- _YOUR OBJECTIVE_
Emit the entire listing verbatim.

- _EXTRACTED ENTRIES_
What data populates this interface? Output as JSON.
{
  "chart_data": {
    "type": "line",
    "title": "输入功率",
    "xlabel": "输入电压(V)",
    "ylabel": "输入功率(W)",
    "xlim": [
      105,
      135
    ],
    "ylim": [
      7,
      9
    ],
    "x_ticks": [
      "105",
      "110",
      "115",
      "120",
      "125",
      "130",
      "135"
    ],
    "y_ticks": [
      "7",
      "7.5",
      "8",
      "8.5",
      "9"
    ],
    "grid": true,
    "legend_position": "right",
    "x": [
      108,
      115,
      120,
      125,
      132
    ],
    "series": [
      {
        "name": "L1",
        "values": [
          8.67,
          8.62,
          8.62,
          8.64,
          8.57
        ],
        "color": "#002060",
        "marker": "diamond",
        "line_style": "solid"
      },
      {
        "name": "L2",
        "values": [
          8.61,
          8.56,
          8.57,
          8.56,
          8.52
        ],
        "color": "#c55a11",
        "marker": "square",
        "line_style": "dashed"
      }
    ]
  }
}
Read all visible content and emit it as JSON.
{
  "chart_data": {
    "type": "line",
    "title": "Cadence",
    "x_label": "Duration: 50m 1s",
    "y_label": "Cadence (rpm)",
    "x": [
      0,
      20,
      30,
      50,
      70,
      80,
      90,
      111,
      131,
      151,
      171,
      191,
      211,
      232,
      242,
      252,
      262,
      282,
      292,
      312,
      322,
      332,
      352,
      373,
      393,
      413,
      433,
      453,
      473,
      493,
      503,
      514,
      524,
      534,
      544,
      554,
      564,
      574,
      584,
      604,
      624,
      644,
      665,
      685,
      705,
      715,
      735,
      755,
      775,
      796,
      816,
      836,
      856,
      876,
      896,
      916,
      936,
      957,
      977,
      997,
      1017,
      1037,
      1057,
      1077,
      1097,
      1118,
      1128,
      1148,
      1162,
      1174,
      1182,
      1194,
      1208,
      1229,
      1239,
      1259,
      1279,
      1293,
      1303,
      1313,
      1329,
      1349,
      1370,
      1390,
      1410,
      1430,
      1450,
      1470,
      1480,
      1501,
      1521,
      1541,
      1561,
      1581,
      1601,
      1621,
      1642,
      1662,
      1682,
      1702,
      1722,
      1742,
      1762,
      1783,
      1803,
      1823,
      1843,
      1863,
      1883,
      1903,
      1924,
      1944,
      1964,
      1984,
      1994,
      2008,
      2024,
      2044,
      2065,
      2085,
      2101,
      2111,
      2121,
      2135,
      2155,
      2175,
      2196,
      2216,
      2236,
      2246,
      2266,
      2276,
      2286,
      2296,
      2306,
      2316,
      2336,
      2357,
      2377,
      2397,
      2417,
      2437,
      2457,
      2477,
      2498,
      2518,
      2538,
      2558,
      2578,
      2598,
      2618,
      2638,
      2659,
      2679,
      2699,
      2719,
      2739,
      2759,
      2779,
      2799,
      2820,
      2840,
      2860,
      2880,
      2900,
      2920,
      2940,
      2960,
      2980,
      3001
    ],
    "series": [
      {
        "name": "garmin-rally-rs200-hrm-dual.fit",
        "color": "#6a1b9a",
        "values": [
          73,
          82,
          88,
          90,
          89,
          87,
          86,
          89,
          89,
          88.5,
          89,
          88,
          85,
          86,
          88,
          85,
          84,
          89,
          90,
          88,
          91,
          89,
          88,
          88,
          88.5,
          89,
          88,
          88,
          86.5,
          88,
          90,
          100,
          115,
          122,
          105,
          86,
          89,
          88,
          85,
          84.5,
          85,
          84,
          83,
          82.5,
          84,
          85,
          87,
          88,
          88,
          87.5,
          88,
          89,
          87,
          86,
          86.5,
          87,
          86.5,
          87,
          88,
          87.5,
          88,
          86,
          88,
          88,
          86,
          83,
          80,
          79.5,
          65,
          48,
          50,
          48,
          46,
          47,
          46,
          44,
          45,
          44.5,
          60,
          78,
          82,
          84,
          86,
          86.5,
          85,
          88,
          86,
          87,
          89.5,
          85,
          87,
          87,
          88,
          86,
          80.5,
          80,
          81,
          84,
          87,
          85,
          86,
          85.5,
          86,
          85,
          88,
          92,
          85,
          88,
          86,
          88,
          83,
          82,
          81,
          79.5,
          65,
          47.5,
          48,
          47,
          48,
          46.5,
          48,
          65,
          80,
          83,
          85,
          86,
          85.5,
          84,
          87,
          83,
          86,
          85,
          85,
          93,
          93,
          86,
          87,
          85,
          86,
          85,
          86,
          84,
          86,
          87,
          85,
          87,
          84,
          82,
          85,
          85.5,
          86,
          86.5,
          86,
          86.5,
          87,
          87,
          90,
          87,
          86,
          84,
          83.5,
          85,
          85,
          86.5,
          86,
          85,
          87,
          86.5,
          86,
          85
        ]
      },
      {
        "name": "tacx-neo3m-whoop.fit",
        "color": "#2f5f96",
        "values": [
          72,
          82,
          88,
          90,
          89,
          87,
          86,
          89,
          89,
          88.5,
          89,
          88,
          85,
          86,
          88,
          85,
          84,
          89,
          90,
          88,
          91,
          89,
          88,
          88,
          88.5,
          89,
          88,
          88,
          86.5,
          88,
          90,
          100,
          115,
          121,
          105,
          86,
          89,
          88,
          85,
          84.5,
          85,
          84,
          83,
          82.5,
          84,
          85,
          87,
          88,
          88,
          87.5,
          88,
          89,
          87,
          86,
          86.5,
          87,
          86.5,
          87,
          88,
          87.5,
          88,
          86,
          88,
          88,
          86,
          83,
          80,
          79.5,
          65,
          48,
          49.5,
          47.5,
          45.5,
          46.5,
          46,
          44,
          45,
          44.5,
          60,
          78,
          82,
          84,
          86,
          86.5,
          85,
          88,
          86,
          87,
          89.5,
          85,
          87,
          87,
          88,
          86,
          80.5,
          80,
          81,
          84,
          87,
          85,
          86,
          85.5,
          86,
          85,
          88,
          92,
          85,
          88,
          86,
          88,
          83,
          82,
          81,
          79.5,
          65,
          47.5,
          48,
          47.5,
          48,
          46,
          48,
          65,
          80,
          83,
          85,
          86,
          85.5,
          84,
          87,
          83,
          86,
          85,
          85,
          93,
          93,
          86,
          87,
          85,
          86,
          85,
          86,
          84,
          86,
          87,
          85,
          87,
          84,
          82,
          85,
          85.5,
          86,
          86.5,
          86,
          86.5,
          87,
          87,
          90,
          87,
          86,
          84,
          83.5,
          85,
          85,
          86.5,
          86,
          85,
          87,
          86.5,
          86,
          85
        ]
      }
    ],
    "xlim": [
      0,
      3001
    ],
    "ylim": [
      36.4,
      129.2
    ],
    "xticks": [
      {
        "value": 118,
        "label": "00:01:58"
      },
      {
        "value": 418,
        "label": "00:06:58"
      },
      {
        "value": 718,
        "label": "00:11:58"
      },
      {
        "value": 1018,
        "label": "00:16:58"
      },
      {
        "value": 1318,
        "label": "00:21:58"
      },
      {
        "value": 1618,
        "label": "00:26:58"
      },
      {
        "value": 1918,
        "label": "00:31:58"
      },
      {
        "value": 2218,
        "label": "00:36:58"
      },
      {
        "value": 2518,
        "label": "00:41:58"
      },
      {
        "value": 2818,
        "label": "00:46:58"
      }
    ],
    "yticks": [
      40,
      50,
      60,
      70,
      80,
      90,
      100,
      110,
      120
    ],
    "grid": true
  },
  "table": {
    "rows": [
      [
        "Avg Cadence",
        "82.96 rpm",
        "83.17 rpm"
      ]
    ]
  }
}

- _RESULT OF THIS EXERCISE_
What data populates this interface? Output as JSON.
{
  "chart_data": {
    "type": "line",
    "title": "输入功率",
    "xlabel": "输入电压(V)",
    "ylabel": "输入功率(W)",
    "xlim": [
      105,
      135
    ],
    "ylim": [
      7,
      9
    ],
    "x_ticks": [
      "105",
      "110",
      "115",
      "120",
      "125",
      "130",
      "135"
    ],
    "y_ticks": [
      "7",
      "7.5",
      "8",
      "8.5",
      "9"
    ],
    "grid": true,
    "legend_position": "right",
    "x": [
      108,
      115,
      120,
      125,
      132
    ],
    "series": [
      {
        "name": "L1",
        "values": [
          8.67,
          8.62,
          8.62,
          8.64,
          8.57
        ],
        "color": "#002060",
        "marker": "diamond",
        "line_style": "solid"
      },
      {
        "name": "L2",
        "values": [
          8.61,
          8.56,
          8.57,
          8.56,
          8.52
        ],
        "color": "#c55a11",
        "marker": "square",
        "line_style": "dashed"
      }
    ]
  }
}
Read all visible content and emit it as JSON.
{
  "chart_data": {
    "type": "line",
    "title": "Cadence",
    "x_label": "Duration: 50m 1s",
    "y_label": "Cadence (rpm)",
    "x": [
      0,
      20,
      30,
      50,
      70,
      80,
      90,
      111,
      131,
      151,
      171,
      191,
      211,
      232,
      242,
      252,
      262,
      282,
      292,
      312,
      322,
      332,
      352,
      373,
      393,
      413,
      433,
      453,
      473,
      493,
      503,
      514,
      524,
      534,
      544,
      554,
      564,
      574,
      584,
      604,
      624,
      644,
      665,
      685,
      705,
      715,
      735,
      755,
      775,
      796,
      816,
      836,
      856,
      876,
      896,
      916,
      936,
      957,
      977,
      997,
      1017,
      1037,
      1057,
      1077,
      1097,
      1118,
      1128,
      1148,
      1162,
      1174,
      1182,
      1194,
      1208,
      1229,
      1239,
      1259,
      1279,
      1293,
      1303,
      1313,
      1329,
      1349,
      1370,
      1390,
      1410,
      1430,
      1450,
      1470,
      1480,
      1501,
      1521,
      1541,
      1561,
      1581,
      1601,
      1621,
      1642,
      1662,
      1682,
      1702,
      1722,
      1742,
      1762,
      1783,
      1803,
      1823,
      1843,
      1863,
      1883,
      1903,
      1924,
      1944,
      1964,
      1984,
      1994,
      2008,
      2024,
      2044,
      2065,
      2085,
      2101,
      2111,
      2121,
      2135,
      2155,
      2175,
      2196,
      2216,
      2236,
      2246,
      2266,
      2276,
      2286,
      2296,
      2306,
      2316,
      2336,
      2357,
      2377,
      2397,
      2417,
      2437,
      2457,
      2477,
      2498,
      2518,
      2538,
      2558,
      2578,
      2598,
      2618,
      2638,
      2659,
      2679,
      2699,
      2719,
      2739,
      2759,
      2779,
      2799,
      2820,
      2840,
      2860,
      2880,
      2900,
      2920,
      2940,
      2960,
      2980,
      3001
    ],
    "series": [
      {
        "name": "garmin-rally-rs200-hrm-dual.fit",
        "color": "#6a1b9a",
        "values": [
          73,
          82,
          88,
          90,
          89,
          87,
          86,
          89,
          89,
          88.5,
          89,
          88,
          85,
          86,
          88,
          85,
          84,
          89,
          90,
          88,
          91,
          89,
          88,
          88,
          88.5,
          89,
          88,
          88,
          86.5,
          88,
          90,
          100,
          115,
          122,
          105,
          86,
          89,
          88,
          85,
          84.5,
          85,
          84,
          83,
          82.5,
          84,
          85,
          87,
          88,
          88,
          87.5,
          88,
          89,
          87,
          86,
          86.5,
          87,
          86.5,
          87,
          88,
          87.5,
          88,
          86,
          88,
          88,
          86,
          83,
          80,
          79.5,
          65,
          48,
          50,
          48,
          46,
          47,
          46,
          44,
          45,
          44.5,
          60,
          78,
          82,
          84,
          86,
          86.5,
          85,
          88,
          86,
          87,
          89.5,
          85,
          87,
          87,
          88,
          86,
          80.5,
          80,
          81,
          84,
          87,
          85,
          86,
          85.5,
          86,
          85,
          88,
          92,
          85,
          88,
          86,
          88,
          83,
          82,
          81,
          79.5,
          65,
          47.5,
          48,
          47,
          48,
          46.5,
          48,
          65,
          80,
          83,
          85,
          86,
          85.5,
          84,
          87,
          83,
          86,
          85,
          85,
          93,
          93,
          86,
          87,
          85,
          86,
          85,
          86,
          84,
          86,
          87,
          85,
          87,
          84,
          82,
          85,
          85.5,
          86,
          86.5,
          86,
          86.5,
          87,
          87,
          90,
          87,
          86,
          84,
          83.5,
          85,
          85,
          86.5,
          86,
          85,
          87,
          86.5,
          86,
          85
        ]
      },
      {
        "name": "tacx-neo3m-whoop.fit",
        "color": "#2f5f96",
        "values": [
          72,
          82,
          88,
          90,
          89,
          87,
          86,
          89,
          89,
          88.5,
          89,
          88,
          85,
          86,
          88,
          85,
          84,
          89,
          90,
          88,
          91,
          89,
          88,
          88,
          88.5,
          89,
          88,
          88,
          86.5,
          88,
          90,
          100,
          115,
          121,
          105,
          86,
          89,
          88,
          85,
          84.5,
          85,
          84,
          83,
          82.5,
          84,
          85,
          87,
          88,
          88,
          87.5,
          88,
          89,
          87,
          86,
          86.5,
          87,
          86.5,
          87,
          88,
          87.5,
          88,
          86,
          88,
          88,
          86,
          83,
          80,
          79.5,
          65,
          48,
          49.5,
          47.5,
          45.5,
          46.5,
          46,
          44,
          45,
          44.5,
          60,
          78,
          82,
          84,
          86,
          86.5,
          85,
          88,
          86,
          87,
          89.5,
          85,
          87,
          87,
          88,
          86,
          80.5,
          80,
          81,
          84,
          87,
          85,
          86,
          85.5,
          86,
          85,
          88,
          92,
          85,
          88,
          86,
          88,
          83,
          82,
          81,
          79.5,
          65,
          47.5,
          48,
          47.5,
          48,
          46,
          48,
          65,
          80,
          83,
          85,
          86,
          85.5,
          84,
          87,
          83,
          86,
          85,
          85,
          93,
          93,
          86,
          87,
          85,
          86,
          85,
          86,
          84,
          86,
          87,
          85,
          87,
          84,
          82,
          85,
          85.5,
          86,
          86.5,
          86,
          86.5,
          87,
          87,
          90,
          87,
          86,
          84,
          83.5,
          85,
          85,
          86.5,
          86,
          85,
          87,
          86.5,
          86,
          85
        ]
      }
    ],
    "xlim": [
      0,
      3001
    ],
    "ylim": [
      36.4,
      129.2
    ],
    "xticks": [
      {
        "value": 118,
        "label": "00:01:58"
      },
      {
        "value": 418,
        "label": "00:06:58"
      },
      {
        "value": 718,
        "label": "00:11:58"
      },
      {
        "value": 1018,
        "label": "00:16:58"
      },
      {
        "value": 1318,
        "label": "00:21:58"
      },
      {
        "value": 1618,
        "label": "00:26:58"
      },
      {
        "value": 1918,
        "label": "00:31:58"
      },
      {
        "value": 2218,
        "label": "00:36:58"
      },
      {
        "value": 2518,
        "label": "00:41:58"
      },
      {
        "value": 2818,
        "label": "00:46:58"
      }
    ],
    "yticks": [
      40,
      50,
      60,
      70,
      80,
      90,
      100,
      110,
      120
    ],
    "grid": true
  },
  "table": {
    "rows": [
      [
        "Avg Cadence",
        "82.96 rpm",
        "83.17 rpm"
      ]
    ]
  }
}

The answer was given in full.